Task brief: Every line below that holds the string "Client" should be copied out.

========

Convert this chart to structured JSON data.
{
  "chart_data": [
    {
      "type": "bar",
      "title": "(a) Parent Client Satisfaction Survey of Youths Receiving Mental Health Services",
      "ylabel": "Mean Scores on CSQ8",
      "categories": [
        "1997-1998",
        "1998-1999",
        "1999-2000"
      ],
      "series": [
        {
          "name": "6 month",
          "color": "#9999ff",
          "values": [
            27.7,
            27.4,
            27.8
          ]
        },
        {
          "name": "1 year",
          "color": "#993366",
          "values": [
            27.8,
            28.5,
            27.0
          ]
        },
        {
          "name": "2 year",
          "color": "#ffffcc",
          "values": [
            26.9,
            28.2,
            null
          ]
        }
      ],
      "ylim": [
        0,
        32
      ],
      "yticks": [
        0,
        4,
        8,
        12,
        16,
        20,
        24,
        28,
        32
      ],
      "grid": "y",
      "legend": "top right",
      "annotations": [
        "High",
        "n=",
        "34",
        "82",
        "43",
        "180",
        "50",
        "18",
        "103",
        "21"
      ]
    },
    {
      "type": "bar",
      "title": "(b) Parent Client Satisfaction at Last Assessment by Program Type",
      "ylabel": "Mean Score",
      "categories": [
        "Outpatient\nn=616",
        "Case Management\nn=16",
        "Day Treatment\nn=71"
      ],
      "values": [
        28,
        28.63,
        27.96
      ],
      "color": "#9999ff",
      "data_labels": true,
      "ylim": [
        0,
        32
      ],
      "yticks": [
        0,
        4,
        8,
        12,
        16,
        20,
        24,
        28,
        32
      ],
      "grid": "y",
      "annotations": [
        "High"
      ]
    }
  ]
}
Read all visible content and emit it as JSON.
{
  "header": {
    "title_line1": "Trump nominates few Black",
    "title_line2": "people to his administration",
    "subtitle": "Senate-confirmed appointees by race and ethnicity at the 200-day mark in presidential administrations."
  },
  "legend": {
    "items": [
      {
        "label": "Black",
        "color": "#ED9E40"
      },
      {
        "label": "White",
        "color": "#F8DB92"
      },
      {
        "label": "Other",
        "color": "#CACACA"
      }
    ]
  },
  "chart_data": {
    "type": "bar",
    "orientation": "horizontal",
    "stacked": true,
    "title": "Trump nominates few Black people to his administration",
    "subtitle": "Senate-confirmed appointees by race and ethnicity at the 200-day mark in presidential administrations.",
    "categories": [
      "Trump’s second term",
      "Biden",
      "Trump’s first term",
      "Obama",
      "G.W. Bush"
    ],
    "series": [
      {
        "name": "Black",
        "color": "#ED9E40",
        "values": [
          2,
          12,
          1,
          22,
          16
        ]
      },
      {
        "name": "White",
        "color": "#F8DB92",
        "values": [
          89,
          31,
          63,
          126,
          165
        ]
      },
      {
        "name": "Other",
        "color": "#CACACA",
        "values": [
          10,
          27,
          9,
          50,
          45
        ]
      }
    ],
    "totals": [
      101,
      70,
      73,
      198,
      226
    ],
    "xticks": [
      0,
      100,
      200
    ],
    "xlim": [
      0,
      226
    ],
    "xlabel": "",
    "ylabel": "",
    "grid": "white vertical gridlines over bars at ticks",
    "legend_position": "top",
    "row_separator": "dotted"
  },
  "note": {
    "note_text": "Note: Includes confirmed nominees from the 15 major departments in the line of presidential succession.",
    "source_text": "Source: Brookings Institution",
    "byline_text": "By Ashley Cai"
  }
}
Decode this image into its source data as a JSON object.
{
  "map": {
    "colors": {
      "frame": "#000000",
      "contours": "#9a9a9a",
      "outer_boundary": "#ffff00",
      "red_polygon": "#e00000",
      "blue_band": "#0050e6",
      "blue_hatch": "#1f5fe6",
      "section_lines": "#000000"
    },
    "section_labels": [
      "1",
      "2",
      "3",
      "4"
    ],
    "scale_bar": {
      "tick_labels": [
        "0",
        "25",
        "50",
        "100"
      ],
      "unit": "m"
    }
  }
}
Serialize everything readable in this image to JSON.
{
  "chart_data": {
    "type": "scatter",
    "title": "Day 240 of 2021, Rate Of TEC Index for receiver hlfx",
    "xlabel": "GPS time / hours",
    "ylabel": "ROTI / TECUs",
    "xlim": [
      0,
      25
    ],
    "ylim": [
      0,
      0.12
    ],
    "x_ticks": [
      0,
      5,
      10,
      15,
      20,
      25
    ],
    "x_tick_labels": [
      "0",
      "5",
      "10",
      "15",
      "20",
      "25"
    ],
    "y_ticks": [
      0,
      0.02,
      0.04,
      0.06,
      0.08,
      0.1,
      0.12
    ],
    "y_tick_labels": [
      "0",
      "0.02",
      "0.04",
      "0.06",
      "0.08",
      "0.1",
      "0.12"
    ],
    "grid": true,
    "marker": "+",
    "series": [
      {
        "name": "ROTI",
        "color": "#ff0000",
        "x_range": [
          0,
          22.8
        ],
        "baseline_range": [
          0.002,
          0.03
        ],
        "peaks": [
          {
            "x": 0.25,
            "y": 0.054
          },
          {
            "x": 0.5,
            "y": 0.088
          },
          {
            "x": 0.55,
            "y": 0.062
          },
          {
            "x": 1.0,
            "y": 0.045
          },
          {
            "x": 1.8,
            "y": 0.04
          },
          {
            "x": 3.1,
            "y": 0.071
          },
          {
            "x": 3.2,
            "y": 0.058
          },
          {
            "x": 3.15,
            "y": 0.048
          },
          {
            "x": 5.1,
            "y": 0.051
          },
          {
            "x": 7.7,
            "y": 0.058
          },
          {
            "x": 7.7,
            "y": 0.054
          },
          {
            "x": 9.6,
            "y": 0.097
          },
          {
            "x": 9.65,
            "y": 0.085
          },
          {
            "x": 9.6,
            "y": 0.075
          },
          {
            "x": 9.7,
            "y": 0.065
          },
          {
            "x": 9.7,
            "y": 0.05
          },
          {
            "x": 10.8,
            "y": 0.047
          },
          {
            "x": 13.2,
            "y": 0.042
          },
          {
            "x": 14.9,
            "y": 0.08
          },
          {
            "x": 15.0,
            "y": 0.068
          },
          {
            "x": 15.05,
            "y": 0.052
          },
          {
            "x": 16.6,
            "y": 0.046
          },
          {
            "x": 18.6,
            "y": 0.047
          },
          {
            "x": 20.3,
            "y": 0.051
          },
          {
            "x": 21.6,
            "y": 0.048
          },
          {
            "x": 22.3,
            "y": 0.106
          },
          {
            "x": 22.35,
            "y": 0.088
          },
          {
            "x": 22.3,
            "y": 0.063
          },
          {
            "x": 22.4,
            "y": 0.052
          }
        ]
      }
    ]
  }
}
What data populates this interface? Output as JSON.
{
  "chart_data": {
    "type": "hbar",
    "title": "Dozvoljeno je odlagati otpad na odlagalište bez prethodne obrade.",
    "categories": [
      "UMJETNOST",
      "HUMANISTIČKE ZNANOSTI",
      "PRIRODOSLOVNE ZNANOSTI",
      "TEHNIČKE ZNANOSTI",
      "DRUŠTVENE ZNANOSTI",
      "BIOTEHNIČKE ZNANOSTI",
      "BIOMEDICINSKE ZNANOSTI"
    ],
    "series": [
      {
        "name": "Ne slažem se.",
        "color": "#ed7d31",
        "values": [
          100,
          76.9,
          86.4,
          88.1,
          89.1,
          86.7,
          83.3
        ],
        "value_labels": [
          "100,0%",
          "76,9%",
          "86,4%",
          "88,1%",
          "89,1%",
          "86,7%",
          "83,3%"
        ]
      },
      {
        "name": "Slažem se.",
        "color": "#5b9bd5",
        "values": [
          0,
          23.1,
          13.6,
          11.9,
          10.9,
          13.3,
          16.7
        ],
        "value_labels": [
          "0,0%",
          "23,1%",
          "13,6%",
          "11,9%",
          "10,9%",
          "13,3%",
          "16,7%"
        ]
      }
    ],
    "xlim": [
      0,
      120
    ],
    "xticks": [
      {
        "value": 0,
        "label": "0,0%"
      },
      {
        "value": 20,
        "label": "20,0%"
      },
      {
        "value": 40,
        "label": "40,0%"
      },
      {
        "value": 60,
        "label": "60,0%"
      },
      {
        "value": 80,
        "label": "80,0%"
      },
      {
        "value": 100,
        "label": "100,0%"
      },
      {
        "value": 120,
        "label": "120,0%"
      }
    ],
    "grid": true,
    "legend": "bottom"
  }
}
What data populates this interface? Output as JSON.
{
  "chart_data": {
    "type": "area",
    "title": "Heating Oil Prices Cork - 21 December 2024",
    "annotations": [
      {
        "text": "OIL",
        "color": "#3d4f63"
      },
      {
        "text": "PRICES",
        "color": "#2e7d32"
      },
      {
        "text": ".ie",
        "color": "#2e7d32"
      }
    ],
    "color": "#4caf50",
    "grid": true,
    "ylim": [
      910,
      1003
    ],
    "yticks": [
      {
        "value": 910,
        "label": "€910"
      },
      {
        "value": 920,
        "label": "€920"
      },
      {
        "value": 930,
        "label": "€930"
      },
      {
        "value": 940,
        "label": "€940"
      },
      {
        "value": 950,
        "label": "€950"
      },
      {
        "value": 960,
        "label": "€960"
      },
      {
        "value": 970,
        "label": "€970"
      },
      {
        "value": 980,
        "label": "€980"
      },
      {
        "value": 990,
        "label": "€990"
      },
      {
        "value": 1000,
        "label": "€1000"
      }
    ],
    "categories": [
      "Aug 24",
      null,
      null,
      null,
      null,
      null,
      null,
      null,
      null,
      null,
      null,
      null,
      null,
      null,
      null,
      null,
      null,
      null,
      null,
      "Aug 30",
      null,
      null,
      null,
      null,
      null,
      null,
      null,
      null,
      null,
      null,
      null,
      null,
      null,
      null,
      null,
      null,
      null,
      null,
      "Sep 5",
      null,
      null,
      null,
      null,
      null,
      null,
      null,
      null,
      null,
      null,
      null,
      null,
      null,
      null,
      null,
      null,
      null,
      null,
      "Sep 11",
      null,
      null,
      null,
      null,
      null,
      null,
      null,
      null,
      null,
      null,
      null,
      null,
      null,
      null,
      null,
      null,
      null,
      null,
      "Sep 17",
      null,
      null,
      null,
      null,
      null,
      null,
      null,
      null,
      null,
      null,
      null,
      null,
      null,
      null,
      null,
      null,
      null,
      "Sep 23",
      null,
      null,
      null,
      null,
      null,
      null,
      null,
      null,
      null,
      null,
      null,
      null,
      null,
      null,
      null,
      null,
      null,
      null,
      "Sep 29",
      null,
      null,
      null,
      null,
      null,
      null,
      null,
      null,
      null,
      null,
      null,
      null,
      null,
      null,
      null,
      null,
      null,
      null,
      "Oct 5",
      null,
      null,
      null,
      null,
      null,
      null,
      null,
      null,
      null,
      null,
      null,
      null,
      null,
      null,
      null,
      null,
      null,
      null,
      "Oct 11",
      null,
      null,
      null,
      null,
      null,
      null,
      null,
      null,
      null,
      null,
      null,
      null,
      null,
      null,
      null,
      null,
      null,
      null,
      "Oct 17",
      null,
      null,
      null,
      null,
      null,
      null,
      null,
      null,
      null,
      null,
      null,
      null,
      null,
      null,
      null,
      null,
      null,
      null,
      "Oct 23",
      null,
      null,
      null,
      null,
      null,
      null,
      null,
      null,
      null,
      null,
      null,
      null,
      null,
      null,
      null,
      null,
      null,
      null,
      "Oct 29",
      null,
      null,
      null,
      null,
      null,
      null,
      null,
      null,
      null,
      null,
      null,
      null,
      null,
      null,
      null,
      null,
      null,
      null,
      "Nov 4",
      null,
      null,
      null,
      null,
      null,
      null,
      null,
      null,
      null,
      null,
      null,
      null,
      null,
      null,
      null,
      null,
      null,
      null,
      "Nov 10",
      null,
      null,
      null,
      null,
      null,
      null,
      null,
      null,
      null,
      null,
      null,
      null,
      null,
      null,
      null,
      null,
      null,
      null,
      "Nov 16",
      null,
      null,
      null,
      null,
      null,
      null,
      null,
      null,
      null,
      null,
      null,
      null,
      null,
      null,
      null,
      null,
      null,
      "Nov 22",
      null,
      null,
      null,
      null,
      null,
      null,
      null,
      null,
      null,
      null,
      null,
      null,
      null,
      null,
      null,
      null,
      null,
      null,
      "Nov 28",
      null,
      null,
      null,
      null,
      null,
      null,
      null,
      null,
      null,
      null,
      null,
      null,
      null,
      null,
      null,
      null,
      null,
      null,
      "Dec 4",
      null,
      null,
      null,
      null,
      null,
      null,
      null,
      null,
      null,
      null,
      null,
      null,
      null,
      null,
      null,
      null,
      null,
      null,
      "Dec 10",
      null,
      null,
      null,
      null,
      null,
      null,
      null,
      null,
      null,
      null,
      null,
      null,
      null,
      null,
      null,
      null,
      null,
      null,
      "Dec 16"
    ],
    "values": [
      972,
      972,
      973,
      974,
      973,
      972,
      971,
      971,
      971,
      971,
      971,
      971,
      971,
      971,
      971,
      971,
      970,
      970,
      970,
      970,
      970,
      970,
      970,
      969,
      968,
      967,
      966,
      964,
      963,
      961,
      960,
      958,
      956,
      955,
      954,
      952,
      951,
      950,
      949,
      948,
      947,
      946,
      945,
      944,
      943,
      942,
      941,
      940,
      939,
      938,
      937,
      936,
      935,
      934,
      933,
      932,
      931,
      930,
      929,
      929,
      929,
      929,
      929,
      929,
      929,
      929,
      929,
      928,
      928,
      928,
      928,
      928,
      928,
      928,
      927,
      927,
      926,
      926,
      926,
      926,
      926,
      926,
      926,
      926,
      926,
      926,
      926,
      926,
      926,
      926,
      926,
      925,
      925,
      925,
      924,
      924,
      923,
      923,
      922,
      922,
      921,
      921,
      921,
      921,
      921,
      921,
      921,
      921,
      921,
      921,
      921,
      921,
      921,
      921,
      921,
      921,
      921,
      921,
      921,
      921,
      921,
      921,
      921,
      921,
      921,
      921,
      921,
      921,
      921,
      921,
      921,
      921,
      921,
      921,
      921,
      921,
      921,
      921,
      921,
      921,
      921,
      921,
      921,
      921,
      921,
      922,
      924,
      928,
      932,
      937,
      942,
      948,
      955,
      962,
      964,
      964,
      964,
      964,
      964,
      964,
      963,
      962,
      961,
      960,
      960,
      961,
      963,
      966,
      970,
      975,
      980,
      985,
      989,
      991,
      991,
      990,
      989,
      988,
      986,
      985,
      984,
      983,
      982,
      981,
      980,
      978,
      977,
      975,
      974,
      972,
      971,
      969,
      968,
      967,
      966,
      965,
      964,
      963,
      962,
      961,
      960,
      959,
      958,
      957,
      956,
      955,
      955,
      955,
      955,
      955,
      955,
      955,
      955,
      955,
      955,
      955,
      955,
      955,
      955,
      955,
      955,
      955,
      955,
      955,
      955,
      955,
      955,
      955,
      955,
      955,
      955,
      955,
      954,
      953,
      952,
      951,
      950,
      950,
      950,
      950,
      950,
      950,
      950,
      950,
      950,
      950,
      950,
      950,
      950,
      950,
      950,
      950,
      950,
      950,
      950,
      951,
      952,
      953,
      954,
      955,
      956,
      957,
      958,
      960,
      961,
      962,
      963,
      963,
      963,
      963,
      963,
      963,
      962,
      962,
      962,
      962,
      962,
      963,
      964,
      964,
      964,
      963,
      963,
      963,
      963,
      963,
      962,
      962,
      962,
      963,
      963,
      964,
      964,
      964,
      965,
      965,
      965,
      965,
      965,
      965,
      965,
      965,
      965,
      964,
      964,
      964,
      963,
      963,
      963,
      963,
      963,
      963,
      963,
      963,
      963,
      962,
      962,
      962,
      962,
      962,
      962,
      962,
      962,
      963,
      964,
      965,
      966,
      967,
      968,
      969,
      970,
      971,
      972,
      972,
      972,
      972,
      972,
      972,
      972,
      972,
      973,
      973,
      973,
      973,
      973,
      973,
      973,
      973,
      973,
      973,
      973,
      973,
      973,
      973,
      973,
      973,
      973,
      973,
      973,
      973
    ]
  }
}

========

Task response:
      "title": "(a) Parent Client Satisfaction Survey of Youths Receiving Mental Health Services",
      "title": "(b) Parent Client Satisfaction at Last Assessment by Program Type",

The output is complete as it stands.